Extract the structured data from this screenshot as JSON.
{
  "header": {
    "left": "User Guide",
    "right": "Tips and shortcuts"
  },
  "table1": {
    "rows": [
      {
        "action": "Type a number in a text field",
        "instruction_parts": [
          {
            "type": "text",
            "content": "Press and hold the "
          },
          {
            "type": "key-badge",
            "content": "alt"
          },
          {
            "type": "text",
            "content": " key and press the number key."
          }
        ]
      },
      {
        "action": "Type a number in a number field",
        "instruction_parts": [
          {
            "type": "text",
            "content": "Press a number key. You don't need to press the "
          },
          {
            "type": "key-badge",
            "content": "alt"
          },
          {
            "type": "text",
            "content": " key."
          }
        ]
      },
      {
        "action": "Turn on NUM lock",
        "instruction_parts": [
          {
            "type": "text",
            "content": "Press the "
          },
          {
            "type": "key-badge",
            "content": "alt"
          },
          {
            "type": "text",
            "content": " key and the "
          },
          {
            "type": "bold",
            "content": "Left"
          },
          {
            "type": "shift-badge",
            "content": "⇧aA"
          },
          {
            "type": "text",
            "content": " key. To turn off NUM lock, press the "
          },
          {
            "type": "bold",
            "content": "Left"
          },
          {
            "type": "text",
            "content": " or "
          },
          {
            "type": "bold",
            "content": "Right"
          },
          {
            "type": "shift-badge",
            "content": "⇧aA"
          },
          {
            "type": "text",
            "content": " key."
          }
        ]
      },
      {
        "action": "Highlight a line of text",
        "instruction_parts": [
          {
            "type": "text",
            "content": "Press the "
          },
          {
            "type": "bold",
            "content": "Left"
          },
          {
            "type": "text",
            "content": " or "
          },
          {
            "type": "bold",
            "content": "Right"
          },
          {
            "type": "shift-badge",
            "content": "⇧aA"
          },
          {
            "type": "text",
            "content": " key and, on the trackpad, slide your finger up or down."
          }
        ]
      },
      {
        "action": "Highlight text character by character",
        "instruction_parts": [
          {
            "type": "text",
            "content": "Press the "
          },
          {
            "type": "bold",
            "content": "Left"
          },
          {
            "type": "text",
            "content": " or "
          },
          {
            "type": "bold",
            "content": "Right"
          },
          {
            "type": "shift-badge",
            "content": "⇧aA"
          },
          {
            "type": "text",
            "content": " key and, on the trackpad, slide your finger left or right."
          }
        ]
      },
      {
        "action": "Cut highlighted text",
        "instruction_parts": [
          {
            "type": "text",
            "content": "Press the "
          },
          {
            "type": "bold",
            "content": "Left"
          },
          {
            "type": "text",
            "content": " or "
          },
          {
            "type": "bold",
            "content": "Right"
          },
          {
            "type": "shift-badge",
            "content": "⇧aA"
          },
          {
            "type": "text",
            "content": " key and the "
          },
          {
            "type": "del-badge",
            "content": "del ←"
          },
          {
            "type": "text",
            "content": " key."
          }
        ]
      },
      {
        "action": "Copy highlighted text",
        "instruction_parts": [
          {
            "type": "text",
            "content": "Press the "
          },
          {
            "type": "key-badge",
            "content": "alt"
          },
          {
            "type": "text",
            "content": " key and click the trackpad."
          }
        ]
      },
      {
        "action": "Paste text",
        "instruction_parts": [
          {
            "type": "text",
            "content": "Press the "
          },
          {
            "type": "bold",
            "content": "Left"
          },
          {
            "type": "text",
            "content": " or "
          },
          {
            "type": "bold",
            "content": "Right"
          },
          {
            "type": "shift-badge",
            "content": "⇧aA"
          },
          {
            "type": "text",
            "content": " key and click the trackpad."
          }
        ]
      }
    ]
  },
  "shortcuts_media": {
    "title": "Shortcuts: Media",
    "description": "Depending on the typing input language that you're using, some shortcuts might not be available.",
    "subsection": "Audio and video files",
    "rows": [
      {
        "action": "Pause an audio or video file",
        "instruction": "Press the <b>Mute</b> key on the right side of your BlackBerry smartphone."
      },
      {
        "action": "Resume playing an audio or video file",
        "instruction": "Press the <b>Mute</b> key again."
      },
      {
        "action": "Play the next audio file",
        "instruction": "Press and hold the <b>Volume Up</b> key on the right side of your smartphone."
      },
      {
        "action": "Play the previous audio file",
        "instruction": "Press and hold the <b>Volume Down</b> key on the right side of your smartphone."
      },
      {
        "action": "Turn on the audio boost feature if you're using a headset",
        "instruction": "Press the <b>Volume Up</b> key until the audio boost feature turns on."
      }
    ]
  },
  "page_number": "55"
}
# # #
> [Problem to solve]: Print the listing above in full, exactly as it is.

> [Response to the exercise]:
Extract the structured data from this screenshot as JSON.
{
  "header": {
    "left": "User Guide",
    "right": "Tips and shortcuts"
  },
  "table1": {
    "rows": [
      {
        "action": "Type a number in a text field",
        "instruction_parts": [
          {
            "type": "text",
            "content": "Press and hold the "
          },
          {
            "type": "key-badge",
            "content": "alt"
          },
          {
            "type": "text",
            "content": " key and press the number key."
          }
        ]
      },
      {
        "action": "Type a number in a number field",
        "instruction_parts": [
          {
            "type": "text",
            "content": "Press a number key. You don't need to press the "
          },
          {
            "type": "key-badge",
            "content": "alt"
          },
          {
            "type": "text",
            "content": " key."
          }
        ]
      },
      {
        "action": "Turn on NUM lock",
        "instruction_parts": [
          {
            "type": "text",
            "content": "Press the "
          },
          {
            "type": "key-badge",
            "content": "alt"
          },
          {
            "type": "text",
            "content": " key and the "
          },
          {
            "type": "bold",
            "content": "Left"
          },
          {
            "type": "shift-badge",
            "content": "⇧aA"
          },
          {
            "type": "text",
            "content": " key. To turn off NUM lock, press the "
          },
          {
            "type": "bold",
            "content": "Left"
          },
          {
            "type": "text",
            "content": " or "
          },
          {
            "type": "bold",
            "content": "Right"
          },
          {
            "type": "shift-badge",
            "content": "⇧aA"
          },
          {
            "type": "text",
            "content": " key."
          }
        ]
      },
      {
        "action": "Highlight a line of text",
        "instruction_parts": [
          {
            "type": "text",
            "content": "Press the "
          },
          {
            "type": "bold",
            "content": "Left"
          },
          {
            "type": "text",
            "content": " or "
          },
          {
            "type": "bold",
            "content": "Right"
          },
          {
            "type": "shift-badge",
            "content": "⇧aA"
          },
          {
            "type": "text",
            "content": " key and, on the trackpad, slide your finger up or down."
          }
        ]
      },
      {
        "action": "Highlight text character by character",
        "instruction_parts": [
          {
            "type": "text",
            "content": "Press the "
          },
          {
            "type": "bold",
            "content": "Left"
          },
          {
            "type": "text",
            "content": " or "
          },
          {
            "type": "bold",
            "content": "Right"
          },
          {
            "type": "shift-badge",
            "content": "⇧aA"
          },
          {
            "type": "text",
            "content": " key and, on the trackpad, slide your finger left or right."
          }
        ]
      },
      {
        "action": "Cut highlighted text",
        "instruction_parts": [
          {
            "type": "text",
            "content": "Press the "
          },
          {
            "type": "bold",
            "content": "Left"
          },
          {
            "type": "text",
            "content": " or "
          },
          {
            "type": "bold",
            "content": "Right"
          },
          {
            "type": "shift-badge",
            "content": "⇧aA"
          },
          {
            "type": "text",
            "content": " key and the "
          },
          {
            "type": "del-badge",
            "content": "del ←"
          },
          {
            "type": "text",
            "content": " key."
          }
        ]
      },
      {
        "action": "Copy highlighted text",
        "instruction_parts": [
          {
            "type": "text",
            "content": "Press the "
          },
          {
            "type": "key-badge",
            "content": "alt"
          },
          {
            "type": "text",
            "content": " key and click the trackpad."
          }
        ]
      },
      {
        "action": "Paste text",
        "instruction_parts": [
          {
            "type": "text",
            "content": "Press the "
          },
          {
            "type": "bold",
            "content": "Left"
          },
          {
            "type": "text",
            "content": " or "
          },
          {
            "type": "bold",
            "content": "Right"
          },
          {
            "type": "shift-badge",
            "content": "⇧aA"
          },
          {
            "type": "text",
            "content": " key and click the trackpad."
          }
        ]
      }
    ]
  },
  "shortcuts_media": {
    "title": "Shortcuts: Media",
    "description": "Depending on the typing input language that you're using, some shortcuts might not be available.",
    "subsection": "Audio and video files",
    "rows": [
      {
        "action": "Pause an audio or video file",
        "instruction": "Press the <b>Mute</b> key on the right side of your BlackBerry smartphone."
      },
      {
        "action": "Resume playing an audio or video file",
        "instruction": "Press the <b>Mute</b> key again."
      },
      {
        "action": "Play the next audio file",
        "instruction": "Press and hold the <b>Volume Up</b> key on the right side of your smartphone."
      },
      {
        "action": "Play the previous audio file",
        "instruction": "Press and hold the <b>Volume Down</b> key on the right side of your smartphone."
      },
      {
        "action": "Turn on the audio boost feature if you're using a headset",
        "instruction": "Press the <b>Volume Up</b> key until the audio boost feature turns on."
      }
    ]
  },
  "page_number": "55"
}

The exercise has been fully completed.